• [SELECTED EXCERPT]:
When Yasmin L’Estrange moved to New York City from Australia to begin a new career in human resources with Citigroup, he knew an MBA would be helpful to his future path at a global banking giant. But he certainly didn’t want to quit his job as a senior vice president to go back to school, so he explored one of the several Executive MBA options at Columbia Business School.
“When I stepped onto the Columbia campus,” recalls L’Estrange, “I felt the same attachment to the school I had with Sydney,” where he had earned his bachelor’s degree in psychology and his master’s in human resource management. “When it came to applying, I only applied to Columbia, reasoning that if I didn’t get in, it wasn’t meant to be!”
He, of course, got in and the 33-year-old graduated with his MBA in May with absolutely no regrets. “The best part of the executive program is that every Monday morning, I walked into work with a new toolkit of thoughts from my Saturday classes, and it surprised me how I could apply even remotely distant ideas into my work.”
When it comes to EMBA students in New York, L’Estrange has plenty of company who feel the same way. With its three New York City-based EMBA programs and two partnership options in London and Hong Kong, Columbia Business School enrolls more EMBA students than any other program in the world. In any given year, the school brings in more than 400 EMBA candidates annually.
The cornerstone of the school’s executive offerings is its weekend programs. The traditional alternating Friday and Saturday class option is a 20-month-long experience that launches every August. Launched in 1968, the program enrolls 144 students a year. Columbia’s EMBA NY Saturday option that began in 2011 enrolls 130 students annually. The 24-month-long program, which starts every May, was aimed around addressing waning corporate sponsorship in the marketplace and targeting up-and-coming high flyers. The 20-month EMBA Americas EMBA, which enrolled its first class in 2013, brings in 40 students a year and tends to draw more family business owners and entrepreneurs.
They are not cheap. The price tag on each of the three programs is $208,680. But Columbia’s EMBA is the best-ranked program in the New York metro area. It’s taught by world-class faculty who are among the best Columbia has to offer and attracts some of the most accomplished executive students in the world. It is well-staffed with seven full-time professionals dedicated to EMBA students and a career management team of 14 staffers dedicated to the executive programs.
And unlike many other rival EMBA options, this is not a lite-version of an MBA. The school still requires either a GMAT, GRE or Executive Assessment score to get in. And in all of Columbia’s programs, the school guarantees 36 contact hours per class or a total of 600 contact hours during the program. That’s a high integrity standard, the same number of hours a full-time MBA student spends in class at Columbia. The rigor of that education can be challenging for professionals juggling their jobs and families so the school offers every student 40 free hours of tutoring support, a rare perk in an EMBA.

• [REQUIREMENTS]:
1) In the article on Columbia Business School's executive MBA programs, retype the passage that begins at the words "And unlike many" and stops after the words "in an EMBA.".
2) Translate this sentence from the article on Columbia Business School's executive MBA programs into Spanish: "Launched in 1968, the program enrolls 144 students a year."

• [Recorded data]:
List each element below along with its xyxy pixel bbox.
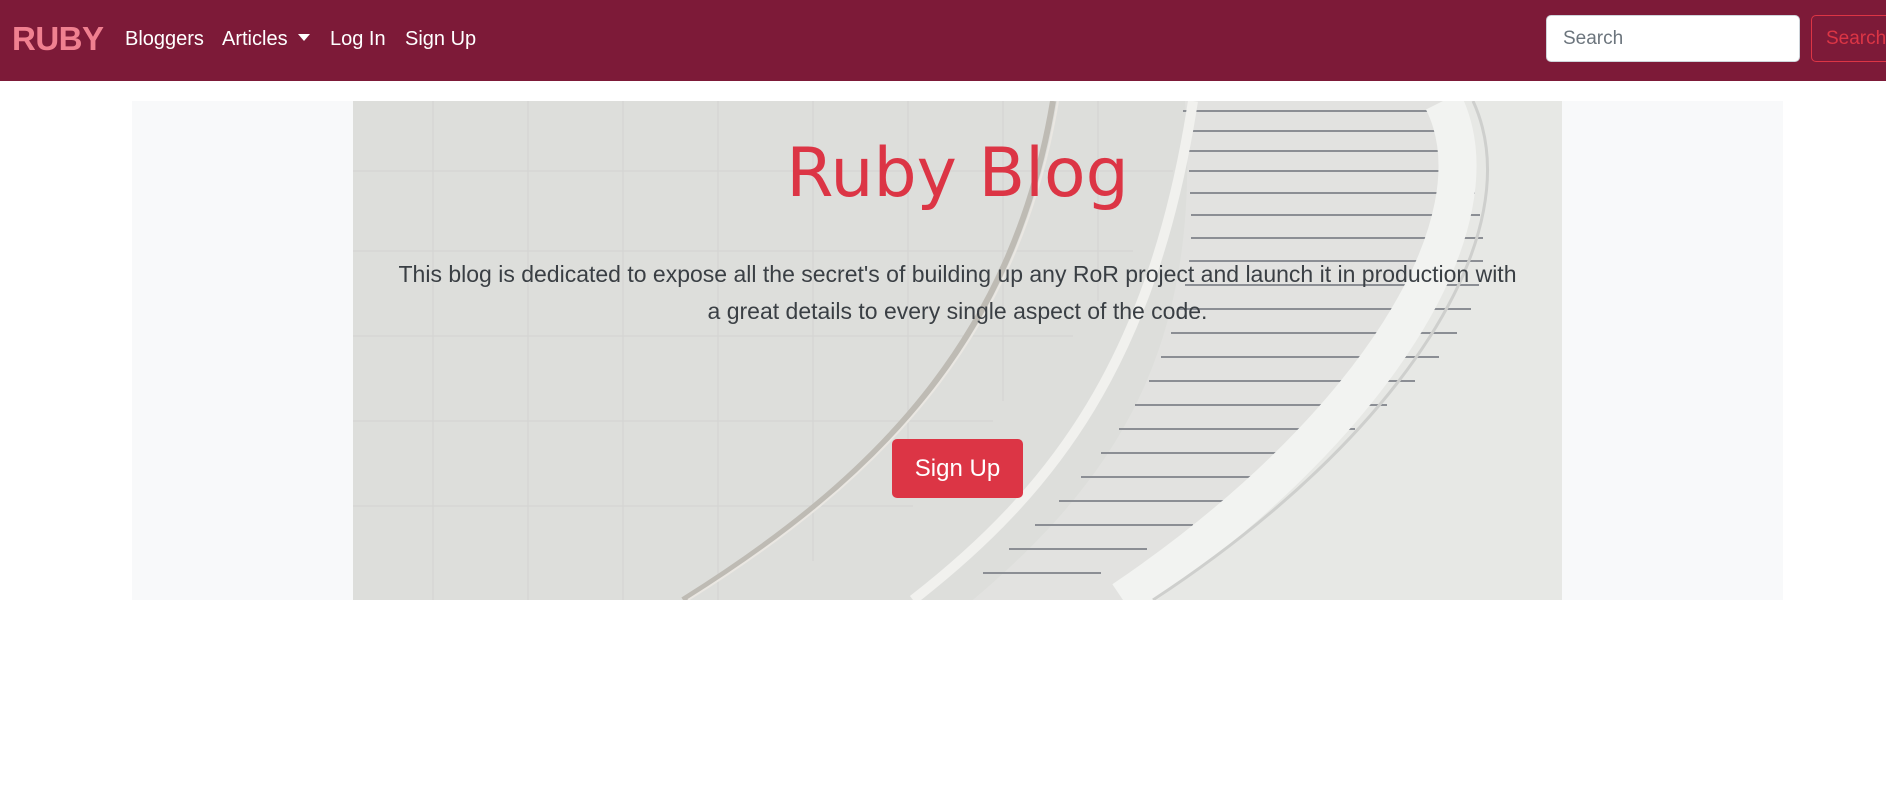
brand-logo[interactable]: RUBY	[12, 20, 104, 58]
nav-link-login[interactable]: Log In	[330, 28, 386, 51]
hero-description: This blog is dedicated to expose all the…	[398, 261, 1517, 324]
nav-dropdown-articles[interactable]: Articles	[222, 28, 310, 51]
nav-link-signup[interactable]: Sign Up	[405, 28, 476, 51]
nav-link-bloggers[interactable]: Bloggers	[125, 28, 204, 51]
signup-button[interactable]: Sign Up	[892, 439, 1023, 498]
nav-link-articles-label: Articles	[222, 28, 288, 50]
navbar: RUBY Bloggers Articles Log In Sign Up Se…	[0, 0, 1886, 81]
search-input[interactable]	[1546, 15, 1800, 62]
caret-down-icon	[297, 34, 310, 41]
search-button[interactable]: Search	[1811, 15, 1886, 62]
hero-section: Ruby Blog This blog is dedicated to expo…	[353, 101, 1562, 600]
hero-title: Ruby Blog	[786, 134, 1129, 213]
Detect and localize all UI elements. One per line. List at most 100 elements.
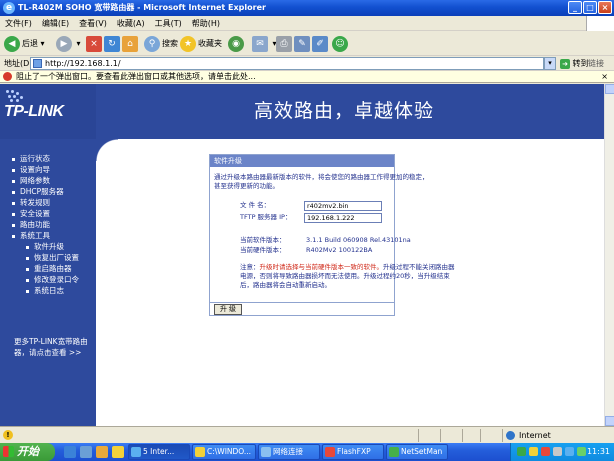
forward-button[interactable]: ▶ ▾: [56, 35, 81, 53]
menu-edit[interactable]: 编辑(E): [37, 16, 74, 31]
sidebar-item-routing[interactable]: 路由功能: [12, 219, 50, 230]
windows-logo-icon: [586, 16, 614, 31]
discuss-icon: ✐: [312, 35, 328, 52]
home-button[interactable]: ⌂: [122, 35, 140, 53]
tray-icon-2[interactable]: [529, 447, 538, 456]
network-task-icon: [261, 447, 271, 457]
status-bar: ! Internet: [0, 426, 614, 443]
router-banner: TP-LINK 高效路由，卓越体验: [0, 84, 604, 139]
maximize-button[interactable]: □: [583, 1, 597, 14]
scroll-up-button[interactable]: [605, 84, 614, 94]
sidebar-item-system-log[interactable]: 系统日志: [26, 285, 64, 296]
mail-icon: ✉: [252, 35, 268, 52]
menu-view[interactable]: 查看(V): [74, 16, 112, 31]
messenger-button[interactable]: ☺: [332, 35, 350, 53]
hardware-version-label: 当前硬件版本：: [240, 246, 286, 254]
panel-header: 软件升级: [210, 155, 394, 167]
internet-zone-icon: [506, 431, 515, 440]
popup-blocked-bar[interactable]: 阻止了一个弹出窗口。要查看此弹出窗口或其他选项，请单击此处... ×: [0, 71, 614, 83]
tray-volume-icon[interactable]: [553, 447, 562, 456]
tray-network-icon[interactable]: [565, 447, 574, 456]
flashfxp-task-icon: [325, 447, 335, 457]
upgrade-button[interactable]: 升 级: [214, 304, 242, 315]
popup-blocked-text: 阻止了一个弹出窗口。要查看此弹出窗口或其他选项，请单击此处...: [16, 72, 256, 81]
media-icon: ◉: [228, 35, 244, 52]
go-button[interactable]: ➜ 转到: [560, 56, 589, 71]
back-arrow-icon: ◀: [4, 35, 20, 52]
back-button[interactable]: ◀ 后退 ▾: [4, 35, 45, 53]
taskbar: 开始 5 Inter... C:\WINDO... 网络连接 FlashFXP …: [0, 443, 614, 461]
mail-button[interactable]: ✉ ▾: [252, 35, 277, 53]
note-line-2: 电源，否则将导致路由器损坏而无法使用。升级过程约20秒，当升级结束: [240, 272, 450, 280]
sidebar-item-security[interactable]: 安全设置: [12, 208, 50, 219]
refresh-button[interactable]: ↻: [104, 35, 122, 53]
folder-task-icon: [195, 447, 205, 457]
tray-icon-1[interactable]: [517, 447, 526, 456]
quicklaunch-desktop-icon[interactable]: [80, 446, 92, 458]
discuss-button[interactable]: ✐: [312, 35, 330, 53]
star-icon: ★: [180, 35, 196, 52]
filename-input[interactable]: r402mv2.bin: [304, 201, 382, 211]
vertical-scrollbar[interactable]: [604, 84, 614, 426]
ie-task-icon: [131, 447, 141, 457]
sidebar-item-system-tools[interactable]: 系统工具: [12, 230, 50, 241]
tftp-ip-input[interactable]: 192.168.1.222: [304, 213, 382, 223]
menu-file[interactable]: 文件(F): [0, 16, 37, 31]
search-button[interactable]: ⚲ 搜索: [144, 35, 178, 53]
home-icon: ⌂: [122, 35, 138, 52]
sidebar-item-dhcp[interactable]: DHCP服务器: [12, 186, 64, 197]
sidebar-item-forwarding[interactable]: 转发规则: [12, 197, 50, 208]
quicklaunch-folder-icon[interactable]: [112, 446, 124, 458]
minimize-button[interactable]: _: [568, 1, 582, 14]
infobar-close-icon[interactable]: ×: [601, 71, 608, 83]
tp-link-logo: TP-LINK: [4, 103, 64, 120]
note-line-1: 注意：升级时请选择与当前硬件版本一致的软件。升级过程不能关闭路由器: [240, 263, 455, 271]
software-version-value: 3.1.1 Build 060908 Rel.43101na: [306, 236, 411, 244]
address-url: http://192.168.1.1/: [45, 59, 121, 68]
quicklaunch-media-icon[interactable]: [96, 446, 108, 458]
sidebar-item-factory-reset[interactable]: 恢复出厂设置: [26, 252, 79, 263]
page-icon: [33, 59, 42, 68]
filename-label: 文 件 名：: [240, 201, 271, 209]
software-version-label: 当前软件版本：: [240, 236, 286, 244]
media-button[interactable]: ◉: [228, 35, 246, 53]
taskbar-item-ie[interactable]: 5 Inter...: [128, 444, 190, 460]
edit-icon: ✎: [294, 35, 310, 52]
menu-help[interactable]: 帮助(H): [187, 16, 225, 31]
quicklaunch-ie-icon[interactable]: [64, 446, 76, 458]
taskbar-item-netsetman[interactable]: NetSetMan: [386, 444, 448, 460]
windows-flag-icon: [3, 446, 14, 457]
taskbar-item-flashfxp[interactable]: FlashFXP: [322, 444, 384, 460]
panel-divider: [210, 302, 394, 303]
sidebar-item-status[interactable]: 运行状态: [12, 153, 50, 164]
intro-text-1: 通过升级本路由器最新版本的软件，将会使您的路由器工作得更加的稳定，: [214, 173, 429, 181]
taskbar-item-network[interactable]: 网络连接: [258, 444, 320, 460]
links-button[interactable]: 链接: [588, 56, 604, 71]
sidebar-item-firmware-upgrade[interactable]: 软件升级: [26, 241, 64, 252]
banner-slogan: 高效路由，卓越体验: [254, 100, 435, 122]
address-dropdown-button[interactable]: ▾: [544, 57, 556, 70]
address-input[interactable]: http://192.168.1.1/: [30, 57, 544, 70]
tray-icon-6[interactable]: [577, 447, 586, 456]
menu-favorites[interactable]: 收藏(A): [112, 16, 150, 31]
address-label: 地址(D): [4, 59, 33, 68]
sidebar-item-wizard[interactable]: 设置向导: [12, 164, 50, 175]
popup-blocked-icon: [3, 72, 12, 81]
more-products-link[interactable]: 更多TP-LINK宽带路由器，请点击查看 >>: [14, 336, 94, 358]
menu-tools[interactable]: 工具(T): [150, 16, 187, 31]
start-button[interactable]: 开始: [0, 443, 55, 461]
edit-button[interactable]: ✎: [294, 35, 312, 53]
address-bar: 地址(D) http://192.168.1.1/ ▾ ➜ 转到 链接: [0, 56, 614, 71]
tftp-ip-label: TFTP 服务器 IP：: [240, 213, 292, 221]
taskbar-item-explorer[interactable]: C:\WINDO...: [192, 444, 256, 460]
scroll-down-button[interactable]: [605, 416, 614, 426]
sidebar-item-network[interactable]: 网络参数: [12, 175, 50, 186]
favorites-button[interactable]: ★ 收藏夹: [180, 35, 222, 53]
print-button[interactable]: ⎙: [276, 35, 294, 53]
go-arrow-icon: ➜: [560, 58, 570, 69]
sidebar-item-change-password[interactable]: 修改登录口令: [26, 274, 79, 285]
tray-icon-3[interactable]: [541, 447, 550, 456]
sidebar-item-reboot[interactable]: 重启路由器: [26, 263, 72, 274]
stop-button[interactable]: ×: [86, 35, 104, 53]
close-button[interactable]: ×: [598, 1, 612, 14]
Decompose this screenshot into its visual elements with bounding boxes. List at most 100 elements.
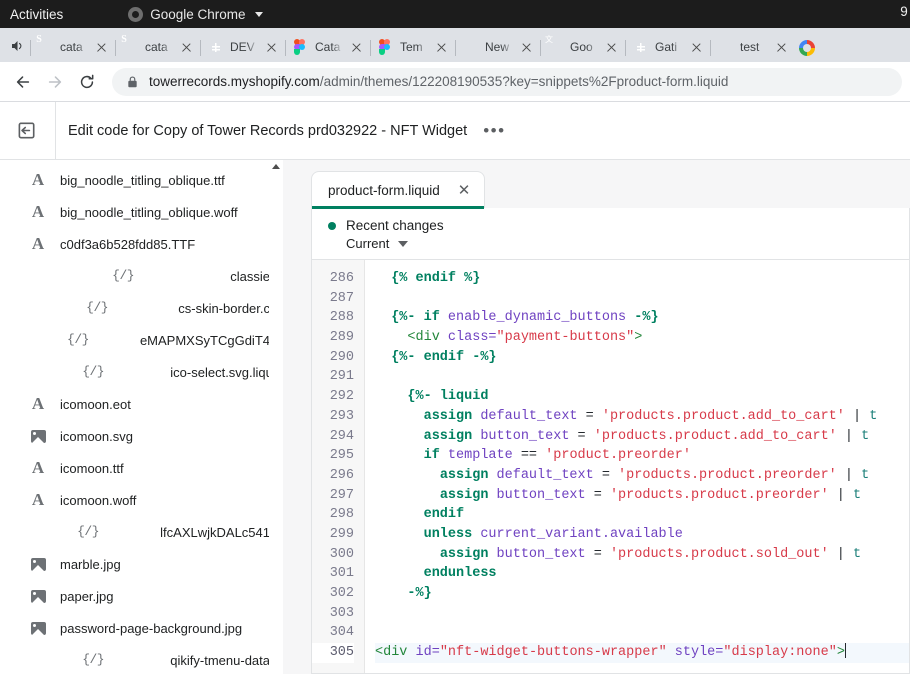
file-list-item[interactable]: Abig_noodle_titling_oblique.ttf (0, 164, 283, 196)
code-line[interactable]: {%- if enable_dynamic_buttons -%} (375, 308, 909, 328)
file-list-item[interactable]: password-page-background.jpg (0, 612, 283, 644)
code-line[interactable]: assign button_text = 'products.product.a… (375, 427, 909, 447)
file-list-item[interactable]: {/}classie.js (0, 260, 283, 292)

• [ANSWERS TO THE EXERCISES]:
1)
And unlike many other rival EMBA options, this is not a lite-version of an MBA. The school still requires either a GMAT, GRE or Executive Assessment score to get in. And in all of Columbia’s programs, the school guarantees 36 contact hours per class or a total of 600 contact hours during the program. That’s a high integrity standard, the same number of hours a full-time MBA student spends in class at Columbia. The rigor of that education can be challenging for professionals juggling their jobs and families so the school offers every student 40 free hours of tutoring support, a rare perk in an EMBA.

2) Lanzado en 1968, el programa admite a 144 estudiantes al año.